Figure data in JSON
*-*-*

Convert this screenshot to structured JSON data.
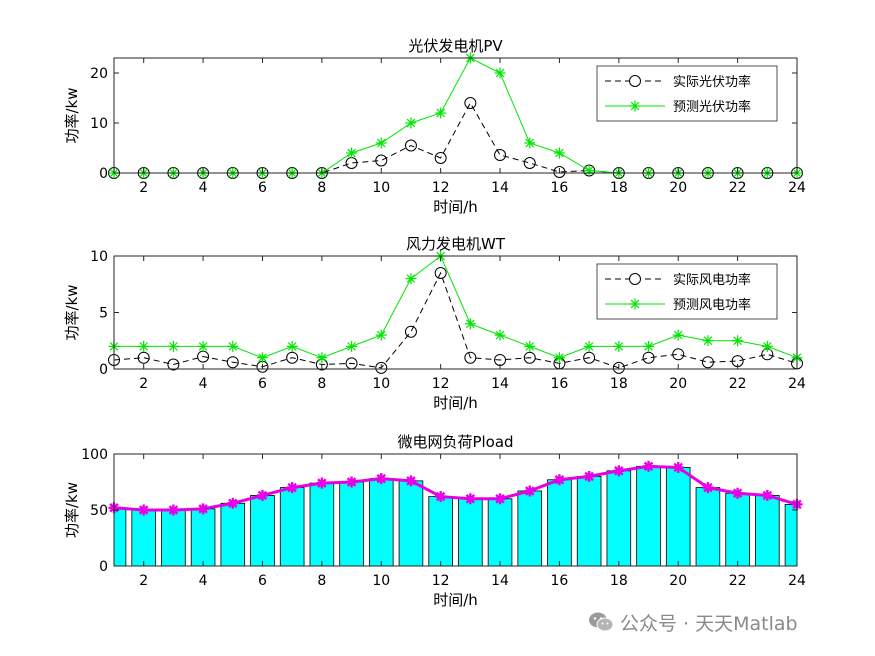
{
  "watermark": {
    "text": "公众号 · 天天Matlab",
    "icon": "wechat-icon"
  },
  "colors": {
    "green": "#00e600",
    "black": "#000000",
    "cyan": "#00ffff",
    "magenta": "#e600e6"
  },
  "chart_data": [
    {
      "type": "line",
      "title": "光伏发电机PV",
      "xlabel": "时间/h",
      "ylabel": "功率/kw",
      "xlim": [
        1,
        24
      ],
      "ylim": [
        0,
        23
      ],
      "xticks": [
        2,
        4,
        6,
        8,
        10,
        12,
        14,
        16,
        18,
        20,
        22,
        24
      ],
      "yticks": [
        0,
        10,
        20
      ],
      "legend_position": "top-right",
      "x": [
        1,
        2,
        3,
        4,
        5,
        6,
        7,
        8,
        9,
        10,
        11,
        12,
        13,
        14,
        15,
        16,
        17,
        18,
        19,
        20,
        21,
        22,
        23,
        24
      ],
      "series": [
        {
          "name": "实际光伏功率",
          "style": "dashed-circle",
          "color": "#000000",
          "values": [
            0,
            0,
            0,
            0,
            0,
            0,
            0,
            0,
            2,
            2.5,
            5.5,
            3,
            14,
            3.6,
            2,
            0.2,
            0.5,
            0,
            0,
            0,
            0,
            0,
            0,
            0
          ]
        },
        {
          "name": "预测光伏功率",
          "style": "solid-star",
          "color": "#00e600",
          "values": [
            0,
            0,
            0,
            0,
            0,
            0,
            0,
            0,
            4,
            6,
            10,
            12,
            23,
            20,
            6,
            4,
            0.5,
            0,
            0,
            0,
            0,
            0,
            0,
            0
          ]
        }
      ]
    },
    {
      "type": "line",
      "title": "风力发电机WT",
      "xlabel": "时间/h",
      "ylabel": "功率/kw",
      "xlim": [
        1,
        24
      ],
      "ylim": [
        0,
        10
      ],
      "xticks": [
        2,
        4,
        6,
        8,
        10,
        12,
        14,
        16,
        18,
        20,
        22,
        24
      ],
      "yticks": [
        0,
        5,
        10
      ],
      "legend_position": "top-right",
      "x": [
        1,
        2,
        3,
        4,
        5,
        6,
        7,
        8,
        9,
        10,
        11,
        12,
        13,
        14,
        15,
        16,
        17,
        18,
        19,
        20,
        21,
        22,
        23,
        24
      ],
      "series": [
        {
          "name": "实际风电功率",
          "style": "dashed-circle",
          "color": "#000000",
          "values": [
            0.8,
            1,
            0.4,
            1.1,
            0.6,
            0.2,
            1,
            0.4,
            0.5,
            0.1,
            3.3,
            8.5,
            1,
            0.8,
            1,
            0.5,
            1,
            0.1,
            1,
            1.3,
            0.6,
            0.7,
            1.3,
            0.5
          ]
        },
        {
          "name": "预测风电功率",
          "style": "solid-star",
          "color": "#00e600",
          "values": [
            2,
            2,
            2,
            2,
            2,
            1,
            2,
            1,
            2,
            3,
            8,
            10,
            4,
            3,
            2,
            1,
            2,
            2,
            2,
            3,
            2.5,
            2.5,
            2,
            1
          ]
        }
      ]
    },
    {
      "type": "bar",
      "title": "微电网负荷Pload",
      "xlabel": "时间/h",
      "ylabel": "功率/kw",
      "xlim": [
        1,
        24
      ],
      "ylim": [
        0,
        100
      ],
      "xticks": [
        2,
        4,
        6,
        8,
        10,
        12,
        14,
        16,
        18,
        20,
        22,
        24
      ],
      "yticks": [
        0,
        50,
        100
      ],
      "x": [
        1,
        2,
        3,
        4,
        5,
        6,
        7,
        8,
        9,
        10,
        11,
        12,
        13,
        14,
        15,
        16,
        17,
        18,
        19,
        20,
        21,
        22,
        23,
        24
      ],
      "series": [
        {
          "style": "bar",
          "color": "#00ffff",
          "values": [
            52,
            50,
            50,
            51,
            56,
            63,
            70,
            74,
            75,
            78,
            76,
            62,
            60,
            60,
            67,
            77,
            80,
            85,
            89,
            88,
            70,
            65,
            63,
            55
          ]
        },
        {
          "style": "solid-star",
          "color": "#e600e6",
          "values": [
            52,
            50,
            50,
            51,
            56,
            63,
            70,
            74,
            75,
            78,
            76,
            62,
            60,
            60,
            67,
            77,
            80,
            85,
            89,
            88,
            70,
            65,
            63,
            55
          ]
        }
      ]
    }
  ]
}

*-*-*

**WORK TO DO:**
Copy the records above exactly. The pictures are not part of the copy.

**FINISHED EXERCISE:**
Convert this screenshot to structured JSON data.
{
  "watermark": {
    "text": "公众号 · 天天Matlab",
    "icon": "wechat-icon"
  },
  "colors": {
    "green": "#00e600",
    "black": "#000000",
    "cyan": "#00ffff",
    "magenta": "#e600e6"
  },
  "chart_data": [
    {
      "type": "line",
      "title": "光伏发电机PV",
      "xlabel": "时间/h",
      "ylabel": "功率/kw",
      "xlim": [
        1,
        24
      ],
      "ylim": [
        0,
        23
      ],
      "xticks": [
        2,
        4,
        6,
        8,
        10,
        12,
        14,
        16,
        18,
        20,
        22,
        24
      ],
      "yticks": [
        0,
        10,
        20
      ],
      "legend_position": "top-right",
      "x": [
        1,
        2,
        3,
        4,
        5,
        6,
        7,
        8,
        9,
        10,
        11,
        12,
        13,
        14,
        15,
        16,
        17,
        18,
        19,
        20,
        21,
        22,
        23,
        24
      ],
      "series": [
        {
          "name": "实际光伏功率",
          "style": "dashed-circle",
          "color": "#000000",
          "values": [
            0,
            0,
            0,
            0,
            0,
            0,
            0,
            0,
            2,
            2.5,
            5.5,
            3,
            14,
            3.6,
            2,
            0.2,
            0.5,
            0,
            0,
            0,
            0,
            0,
            0,
            0
          ]
        },
        {
          "name": "预测光伏功率",
          "style": "solid-star",
          "color": "#00e600",
          "values": [
            0,
            0,
            0,
            0,
            0,
            0,
            0,
            0,
            4,
            6,
            10,
            12,
            23,
            20,
            6,
            4,
            0.5,
            0,
            0,
            0,
            0,
            0,
            0,
            0
          ]
        }
      ]
    },
    {
      "type": "line",
      "title": "风力发电机WT",
      "xlabel": "时间/h",
      "ylabel": "功率/kw",
      "xlim": [
        1,
        24
      ],
      "ylim": [
        0,
        10
      ],
      "xticks": [
        2,
        4,
        6,
        8,
        10,
        12,
        14,
        16,
        18,
        20,
        22,
        24
      ],
      "yticks": [
        0,
        5,
        10
      ],
      "legend_position": "top-right",
      "x": [
        1,
        2,
        3,
        4,
        5,
        6,
        7,
        8,
        9,
        10,
        11,
        12,
        13,
        14,
        15,
        16,
        17,
        18,
        19,
        20,
        21,
        22,
        23,
        24
      ],
      "series": [
        {
          "name": "实际风电功率",
          "style": "dashed-circle",
          "color": "#000000",
          "values": [
            0.8,
            1,
            0.4,
            1.1,
            0.6,
            0.2,
            1,
            0.4,
            0.5,
            0.1,
            3.3,
            8.5,
            1,
            0.8,
            1,
            0.5,
            1,
            0.1,
            1,
            1.3,
            0.6,
            0.7,
            1.3,
            0.5
          ]
        },
        {
          "name": "预测风电功率",
          "style": "solid-star",
          "color": "#00e600",
          "values": [
            2,
            2,
            2,
            2,
            2,
            1,
            2,
            1,
            2,
            3,
            8,
            10,
            4,
            3,
            2,
            1,
            2,
            2,
            2,
            3,
            2.5,
            2.5,
            2,
            1
          ]
        }
      ]
    },
    {
      "type": "bar",
      "title": "微电网负荷Pload",
      "xlabel": "时间/h",
      "ylabel": "功率/kw",
      "xlim": [
        1,
        24
      ],
      "ylim": [
        0,
        100
      ],
      "xticks": [
        2,
        4,
        6,
        8,
        10,
        12,
        14,
        16,
        18,
        20,
        22,
        24
      ],
      "yticks": [
        0,
        50,
        100
      ],
      "x": [
        1,
        2,
        3,
        4,
        5,
        6,
        7,
        8,
        9,
        10,
        11,
        12,
        13,
        14,
        15,
        16,
        17,
        18,
        19,
        20,
        21,
        22,
        23,
        24
      ],
      "series": [
        {
          "style": "bar",
          "color": "#00ffff",
          "values": [
            52,
            50,
            50,
            51,
            56,
            63,
            70,
            74,
            75,
            78,
            76,
            62,
            60,
            60,
            67,
            77,
            80,
            85,
            89,
            88,
            70,
            65,
            63,
            55
          ]
        },
        {
          "style": "solid-star",
          "color": "#e600e6",
          "values": [
            52,
            50,
            50,
            51,
            56,
            63,
            70,
            74,
            75,
            78,
            76,
            62,
            60,
            60,
            67,
            77,
            80,
            85,
            89,
            88,
            70,
            65,
            63,
            55
          ]
        }
      ]
    }
  ]
}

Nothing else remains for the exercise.